§ Task instructions:
Repeat the material exactly as it appears.
□ □ □ □ □
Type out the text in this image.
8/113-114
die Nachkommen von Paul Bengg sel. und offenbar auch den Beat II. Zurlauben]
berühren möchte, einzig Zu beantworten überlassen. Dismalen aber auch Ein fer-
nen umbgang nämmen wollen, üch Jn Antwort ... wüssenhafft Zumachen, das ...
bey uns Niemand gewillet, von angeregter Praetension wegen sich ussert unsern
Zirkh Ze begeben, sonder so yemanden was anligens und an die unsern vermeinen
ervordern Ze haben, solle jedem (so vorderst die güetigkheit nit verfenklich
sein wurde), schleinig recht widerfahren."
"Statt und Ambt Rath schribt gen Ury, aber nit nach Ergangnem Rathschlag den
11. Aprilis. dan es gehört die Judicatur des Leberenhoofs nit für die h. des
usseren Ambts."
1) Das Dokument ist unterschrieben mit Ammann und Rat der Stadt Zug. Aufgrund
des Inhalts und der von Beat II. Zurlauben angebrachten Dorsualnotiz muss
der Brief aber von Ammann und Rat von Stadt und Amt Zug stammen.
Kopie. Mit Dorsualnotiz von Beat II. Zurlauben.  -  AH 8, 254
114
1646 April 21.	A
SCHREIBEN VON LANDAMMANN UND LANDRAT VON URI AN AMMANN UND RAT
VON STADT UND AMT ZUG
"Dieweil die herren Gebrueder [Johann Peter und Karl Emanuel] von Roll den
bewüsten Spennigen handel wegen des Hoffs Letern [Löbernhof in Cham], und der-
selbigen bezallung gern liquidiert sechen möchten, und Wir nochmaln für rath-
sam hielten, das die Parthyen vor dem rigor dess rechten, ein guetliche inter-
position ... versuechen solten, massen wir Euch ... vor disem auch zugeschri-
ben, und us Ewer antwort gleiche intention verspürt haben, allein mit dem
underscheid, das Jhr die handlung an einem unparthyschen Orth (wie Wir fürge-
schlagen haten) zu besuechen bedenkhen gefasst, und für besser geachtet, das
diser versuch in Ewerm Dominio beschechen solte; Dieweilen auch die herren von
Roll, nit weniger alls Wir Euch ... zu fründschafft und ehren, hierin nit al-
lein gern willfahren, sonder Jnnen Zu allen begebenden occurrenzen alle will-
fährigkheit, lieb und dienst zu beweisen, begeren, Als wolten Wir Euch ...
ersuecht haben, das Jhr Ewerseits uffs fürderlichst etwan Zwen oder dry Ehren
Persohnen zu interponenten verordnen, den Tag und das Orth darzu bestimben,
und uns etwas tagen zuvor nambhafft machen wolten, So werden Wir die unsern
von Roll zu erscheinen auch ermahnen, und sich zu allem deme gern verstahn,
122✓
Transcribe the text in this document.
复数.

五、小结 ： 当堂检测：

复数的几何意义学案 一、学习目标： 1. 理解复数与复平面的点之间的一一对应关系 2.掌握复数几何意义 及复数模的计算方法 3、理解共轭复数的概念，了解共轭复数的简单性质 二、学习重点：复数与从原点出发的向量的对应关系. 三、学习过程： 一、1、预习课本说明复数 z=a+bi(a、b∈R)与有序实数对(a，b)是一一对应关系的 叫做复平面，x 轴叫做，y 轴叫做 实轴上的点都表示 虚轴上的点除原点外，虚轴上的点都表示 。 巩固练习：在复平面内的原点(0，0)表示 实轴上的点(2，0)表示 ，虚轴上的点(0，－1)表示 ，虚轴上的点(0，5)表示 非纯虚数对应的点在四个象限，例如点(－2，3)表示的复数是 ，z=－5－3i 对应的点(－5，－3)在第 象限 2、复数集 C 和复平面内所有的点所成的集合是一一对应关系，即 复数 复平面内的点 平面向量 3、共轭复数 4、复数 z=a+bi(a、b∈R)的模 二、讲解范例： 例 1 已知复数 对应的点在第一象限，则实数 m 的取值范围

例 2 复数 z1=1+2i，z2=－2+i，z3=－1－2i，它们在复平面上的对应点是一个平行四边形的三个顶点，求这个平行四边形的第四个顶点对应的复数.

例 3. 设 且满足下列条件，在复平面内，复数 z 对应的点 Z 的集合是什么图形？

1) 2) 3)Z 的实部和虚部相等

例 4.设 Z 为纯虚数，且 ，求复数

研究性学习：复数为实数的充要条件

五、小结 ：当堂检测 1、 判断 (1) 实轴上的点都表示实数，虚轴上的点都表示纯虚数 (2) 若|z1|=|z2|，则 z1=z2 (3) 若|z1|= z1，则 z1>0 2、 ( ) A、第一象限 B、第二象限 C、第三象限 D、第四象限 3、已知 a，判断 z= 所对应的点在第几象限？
□ □ □ □ □
§ Problem solution:
Type out the text in this image.
8/113-114
die Nachkommen von Paul Bengg sel. und offenbar auch den Beat II. Zurlauben]
berühren möchte, einzig Zu beantworten überlassen. Dismalen aber auch Ein fer-
nen umbgang nämmen wollen, üch Jn Antwort ... wüssenhafft Zumachen, das ...
bey uns Niemand gewillet, von angeregter Praetension wegen sich ussert unsern
Zirkh Ze begeben, sonder so yemanden was anligens und an die unsern vermeinen
ervordern Ze haben, solle jedem (so vorderst die güetigkheit nit verfenklich
sein wurde), schleinig recht widerfahren."
"Statt und Ambt Rath schribt gen Ury, aber nit nach Ergangnem Rathschlag den
11. Aprilis. dan es gehört die Judicatur des Leberenhoofs nit für die h. des
usseren Ambts."
1) Das Dokument ist unterschrieben mit Ammann und Rat der Stadt Zug. Aufgrund
des Inhalts und der von Beat II. Zurlauben angebrachten Dorsualnotiz muss
der Brief aber von Ammann und Rat von Stadt und Amt Zug stammen.
Kopie. Mit Dorsualnotiz von Beat II. Zurlauben.  -  AH 8, 254
114
1646 April 21.	A
SCHREIBEN VON LANDAMMANN UND LANDRAT VON URI AN AMMANN UND RAT
VON STADT UND AMT ZUG
"Dieweil die herren Gebrueder [Johann Peter und Karl Emanuel] von Roll den
bewüsten Spennigen handel wegen des Hoffs Letern [Löbernhof in Cham], und der-
selbigen bezallung gern liquidiert sechen möchten, und Wir nochmaln für rath-
sam hielten, das die Parthyen vor dem rigor dess rechten, ein guetliche inter-
position ... versuechen solten, massen wir Euch ... vor disem auch zugeschri-
ben, und us Ewer antwort gleiche intention verspürt haben, allein mit dem
underscheid, das Jhr die handlung an einem unparthyschen Orth (wie Wir fürge-
schlagen haten) zu besuechen bedenkhen gefasst, und für besser geachtet, das
diser versuch in Ewerm Dominio beschechen solte; Dieweilen auch die herren von
Roll, nit weniger alls Wir Euch ... zu fründschafft und ehren, hierin nit al-
lein gern willfahren, sonder Jnnen Zu allen begebenden occurrenzen alle will-
fährigkheit, lieb und dienst zu beweisen, begeren, Als wolten Wir Euch ...
ersuecht haben, das Jhr Ewerseits uffs fürderlichst etwan Zwen oder dry Ehren
Persohnen zu interponenten verordnen, den Tag und das Orth darzu bestimben,
und uns etwas tagen zuvor nambhafft machen wolten, So werden Wir die unsern
von Roll zu erscheinen auch ermahnen, und sich zu allem deme gern verstahn,
122✓
Transcribe the text in this document.
复数.

五、小结 ： 当堂检测：

复数的几何意义学案 一、学习目标： 1. 理解复数与复平面的点之间的一一对应关系 2.掌握复数几何意义 及复数模的计算方法 3、理解共轭复数的概念，了解共轭复数的简单性质 二、学习重点：复数与从原点出发的向量的对应关系. 三、学习过程： 一、1、预习课本说明复数 z=a+bi(a、b∈R)与有序实数对(a，b)是一一对应关系的 叫做复平面，x 轴叫做，y 轴叫做 实轴上的点都表示 虚轴上的点除原点外，虚轴上的点都表示 。 巩固练习：在复平面内的原点(0，0)表示 实轴上的点(2，0)表示 ，虚轴上的点(0，－1)表示 ，虚轴上的点(0，5)表示 非纯虚数对应的点在四个象限，例如点(－2，3)表示的复数是 ，z=－5－3i 对应的点(－5，－3)在第 象限 2、复数集 C 和复平面内所有的点所成的集合是一一对应关系，即 复数 复平面内的点 平面向量 3、共轭复数 4、复数 z=a+bi(a、b∈R)的模 二、讲解范例： 例 1 已知复数 对应的点在第一象限，则实数 m 的取值范围

例 2 复数 z1=1+2i，z2=－2+i，z3=－1－2i，它们在复平面上的对应点是一个平行四边形的三个顶点，求这个平行四边形的第四个顶点对应的复数.

例 3. 设 且满足下列条件，在复平面内，复数 z 对应的点 Z 的集合是什么图形？

1) 2) 3)Z 的实部和虚部相等

例 4.设 Z 为纯虚数，且 ，求复数

研究性学习：复数为实数的充要条件

五、小结 ：当堂检测 1、 判断 (1) 实轴上的点都表示实数，虚轴上的点都表示纯虚数 (2) 若|z1|=|z2|，则 z1=z2 (3) 若|z1|= z1，则 z1>0 2、 ( ) A、第一象限 B、第二象限 C、第三象限 D、第四象限 3、已知 a，判断 z= 所对应的点在第几象限？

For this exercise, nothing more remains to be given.